Quote every entry word for word.
>> START
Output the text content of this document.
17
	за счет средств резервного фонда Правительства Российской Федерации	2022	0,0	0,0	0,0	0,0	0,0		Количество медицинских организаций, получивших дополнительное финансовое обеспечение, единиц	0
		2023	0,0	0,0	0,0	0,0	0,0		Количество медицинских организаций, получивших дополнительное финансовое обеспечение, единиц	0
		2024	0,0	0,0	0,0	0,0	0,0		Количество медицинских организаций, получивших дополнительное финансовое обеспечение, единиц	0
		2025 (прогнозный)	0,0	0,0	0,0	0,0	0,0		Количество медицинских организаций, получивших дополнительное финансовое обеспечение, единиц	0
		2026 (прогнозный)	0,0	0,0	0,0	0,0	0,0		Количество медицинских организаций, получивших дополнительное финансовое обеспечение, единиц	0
>> END
FULL OUTPUT:
Output the text content of this document.
17
	за счет средств резервного фонда Правительства Российской Федерации	2022	0,0	0,0	0,0	0,0	0,0		Количество медицинских организаций, получивших дополнительное финансовое обеспечение, единиц	0
		2023	0,0	0,0	0,0	0,0	0,0		Количество медицинских организаций, получивших дополнительное финансовое обеспечение, единиц	0
		2024	0,0	0,0	0,0	0,0	0,0		Количество медицинских организаций, получивших дополнительное финансовое обеспечение, единиц	0
		2025 (прогнозный)	0,0	0,0	0,0	0,0	0,0		Количество медицинских организаций, получивших дополнительное финансовое обеспечение, единиц	0
		2026 (прогнозный)	0,0	0,0	0,0	0,0	0,0		Количество медицинских организаций, получивших дополнительное финансовое обеспечение, единиц	0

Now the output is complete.